Recorded data:
* * *

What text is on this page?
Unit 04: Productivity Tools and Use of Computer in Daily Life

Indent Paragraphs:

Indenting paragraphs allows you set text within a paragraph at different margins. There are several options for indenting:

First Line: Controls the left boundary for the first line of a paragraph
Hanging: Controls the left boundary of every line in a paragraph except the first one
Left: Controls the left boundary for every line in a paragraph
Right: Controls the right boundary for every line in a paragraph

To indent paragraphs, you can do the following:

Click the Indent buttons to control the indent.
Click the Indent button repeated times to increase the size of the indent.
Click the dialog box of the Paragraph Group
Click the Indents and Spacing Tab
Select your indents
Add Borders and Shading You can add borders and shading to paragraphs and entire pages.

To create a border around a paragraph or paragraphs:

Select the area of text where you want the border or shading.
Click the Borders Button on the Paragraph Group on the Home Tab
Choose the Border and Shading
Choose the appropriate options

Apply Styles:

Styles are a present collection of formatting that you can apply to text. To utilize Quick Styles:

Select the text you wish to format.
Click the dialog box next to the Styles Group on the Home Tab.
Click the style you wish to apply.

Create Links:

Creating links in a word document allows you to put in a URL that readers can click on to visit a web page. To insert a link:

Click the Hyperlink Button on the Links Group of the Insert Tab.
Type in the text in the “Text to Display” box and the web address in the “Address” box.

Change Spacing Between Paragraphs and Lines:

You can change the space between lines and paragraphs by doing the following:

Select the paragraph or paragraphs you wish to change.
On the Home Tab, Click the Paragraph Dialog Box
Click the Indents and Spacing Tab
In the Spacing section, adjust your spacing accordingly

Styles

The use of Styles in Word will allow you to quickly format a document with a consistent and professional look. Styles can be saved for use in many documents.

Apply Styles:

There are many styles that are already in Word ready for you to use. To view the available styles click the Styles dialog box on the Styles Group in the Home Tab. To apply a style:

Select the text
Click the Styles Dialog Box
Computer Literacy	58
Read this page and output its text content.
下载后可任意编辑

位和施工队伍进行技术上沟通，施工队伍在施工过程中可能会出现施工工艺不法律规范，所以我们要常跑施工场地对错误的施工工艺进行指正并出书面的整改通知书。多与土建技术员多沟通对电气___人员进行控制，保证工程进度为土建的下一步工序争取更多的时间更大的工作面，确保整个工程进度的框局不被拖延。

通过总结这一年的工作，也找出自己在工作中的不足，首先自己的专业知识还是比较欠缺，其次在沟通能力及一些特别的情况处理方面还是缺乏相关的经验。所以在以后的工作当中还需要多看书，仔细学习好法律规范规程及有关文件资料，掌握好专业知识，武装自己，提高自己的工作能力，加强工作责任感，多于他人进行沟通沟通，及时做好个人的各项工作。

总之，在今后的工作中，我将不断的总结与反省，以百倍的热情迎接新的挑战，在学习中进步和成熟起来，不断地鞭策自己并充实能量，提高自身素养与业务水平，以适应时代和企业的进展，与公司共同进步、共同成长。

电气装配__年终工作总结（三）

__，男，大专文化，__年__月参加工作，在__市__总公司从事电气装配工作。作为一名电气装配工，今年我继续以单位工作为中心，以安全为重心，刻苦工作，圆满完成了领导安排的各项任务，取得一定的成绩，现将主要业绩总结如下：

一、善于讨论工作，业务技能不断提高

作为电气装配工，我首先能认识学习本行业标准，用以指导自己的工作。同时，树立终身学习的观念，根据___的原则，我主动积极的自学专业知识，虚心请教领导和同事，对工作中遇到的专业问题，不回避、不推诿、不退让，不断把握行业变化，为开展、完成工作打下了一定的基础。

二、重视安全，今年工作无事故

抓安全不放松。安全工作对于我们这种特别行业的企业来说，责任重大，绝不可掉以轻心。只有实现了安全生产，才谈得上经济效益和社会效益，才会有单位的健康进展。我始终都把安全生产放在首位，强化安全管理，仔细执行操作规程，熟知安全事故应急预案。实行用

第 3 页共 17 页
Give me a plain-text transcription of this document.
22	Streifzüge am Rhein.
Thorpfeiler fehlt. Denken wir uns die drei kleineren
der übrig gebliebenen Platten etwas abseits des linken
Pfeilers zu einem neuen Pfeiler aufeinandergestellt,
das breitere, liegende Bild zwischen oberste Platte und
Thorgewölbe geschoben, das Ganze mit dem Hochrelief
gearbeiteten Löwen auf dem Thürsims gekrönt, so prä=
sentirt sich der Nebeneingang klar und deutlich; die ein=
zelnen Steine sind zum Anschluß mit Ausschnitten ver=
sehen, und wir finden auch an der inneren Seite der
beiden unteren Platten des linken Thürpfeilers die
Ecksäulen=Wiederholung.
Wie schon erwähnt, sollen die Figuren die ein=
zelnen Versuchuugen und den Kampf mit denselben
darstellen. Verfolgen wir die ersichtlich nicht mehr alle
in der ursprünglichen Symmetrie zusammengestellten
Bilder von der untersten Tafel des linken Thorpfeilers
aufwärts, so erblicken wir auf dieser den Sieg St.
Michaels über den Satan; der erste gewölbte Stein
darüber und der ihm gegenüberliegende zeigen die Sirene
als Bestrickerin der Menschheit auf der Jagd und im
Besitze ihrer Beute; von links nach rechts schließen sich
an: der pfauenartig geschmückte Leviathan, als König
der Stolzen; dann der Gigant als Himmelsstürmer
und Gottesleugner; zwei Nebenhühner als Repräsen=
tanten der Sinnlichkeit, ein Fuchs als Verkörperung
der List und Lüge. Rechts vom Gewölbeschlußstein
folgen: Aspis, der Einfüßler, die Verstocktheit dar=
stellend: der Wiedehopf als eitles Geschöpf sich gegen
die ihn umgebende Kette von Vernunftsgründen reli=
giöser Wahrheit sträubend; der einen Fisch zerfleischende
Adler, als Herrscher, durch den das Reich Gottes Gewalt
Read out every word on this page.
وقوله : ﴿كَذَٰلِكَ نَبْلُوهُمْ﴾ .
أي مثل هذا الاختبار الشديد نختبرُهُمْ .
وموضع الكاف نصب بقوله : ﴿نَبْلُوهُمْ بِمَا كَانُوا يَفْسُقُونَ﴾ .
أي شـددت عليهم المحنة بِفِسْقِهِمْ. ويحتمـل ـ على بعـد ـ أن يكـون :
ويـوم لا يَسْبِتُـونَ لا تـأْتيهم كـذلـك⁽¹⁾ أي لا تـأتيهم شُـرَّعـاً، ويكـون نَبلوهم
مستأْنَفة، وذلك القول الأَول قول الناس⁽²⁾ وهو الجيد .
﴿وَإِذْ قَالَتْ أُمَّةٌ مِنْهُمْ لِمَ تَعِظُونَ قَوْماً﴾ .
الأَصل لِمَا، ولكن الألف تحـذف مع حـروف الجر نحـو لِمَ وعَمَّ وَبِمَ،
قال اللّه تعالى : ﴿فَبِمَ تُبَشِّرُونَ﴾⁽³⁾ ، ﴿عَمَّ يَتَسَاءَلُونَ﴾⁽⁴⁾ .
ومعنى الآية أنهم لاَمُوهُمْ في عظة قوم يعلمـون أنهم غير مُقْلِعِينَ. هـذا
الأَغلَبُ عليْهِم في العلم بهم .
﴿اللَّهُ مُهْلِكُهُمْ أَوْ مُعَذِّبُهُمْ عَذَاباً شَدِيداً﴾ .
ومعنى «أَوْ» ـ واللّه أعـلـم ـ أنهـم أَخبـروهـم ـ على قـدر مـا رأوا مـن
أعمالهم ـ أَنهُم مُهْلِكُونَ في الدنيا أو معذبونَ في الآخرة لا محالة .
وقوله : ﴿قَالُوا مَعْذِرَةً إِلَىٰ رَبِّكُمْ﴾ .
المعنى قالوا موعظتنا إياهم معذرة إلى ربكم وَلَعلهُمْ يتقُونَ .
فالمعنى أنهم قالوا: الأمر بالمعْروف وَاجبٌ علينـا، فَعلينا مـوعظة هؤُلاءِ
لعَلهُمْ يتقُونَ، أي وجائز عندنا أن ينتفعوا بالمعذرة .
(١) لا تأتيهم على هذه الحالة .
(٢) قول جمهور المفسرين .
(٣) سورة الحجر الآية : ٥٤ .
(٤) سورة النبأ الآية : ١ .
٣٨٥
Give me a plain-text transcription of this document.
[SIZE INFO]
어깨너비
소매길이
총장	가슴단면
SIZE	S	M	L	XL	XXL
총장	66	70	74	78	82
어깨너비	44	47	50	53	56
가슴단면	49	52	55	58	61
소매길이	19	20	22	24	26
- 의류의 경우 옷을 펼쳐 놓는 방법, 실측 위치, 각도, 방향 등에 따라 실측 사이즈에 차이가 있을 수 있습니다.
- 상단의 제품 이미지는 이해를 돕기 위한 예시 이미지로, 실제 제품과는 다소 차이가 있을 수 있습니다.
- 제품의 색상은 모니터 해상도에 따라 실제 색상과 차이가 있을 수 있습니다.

* * *

Exercise goal: Report the number of lines in the entries above that include the string "many". Give nothing but the number.

Full output: 2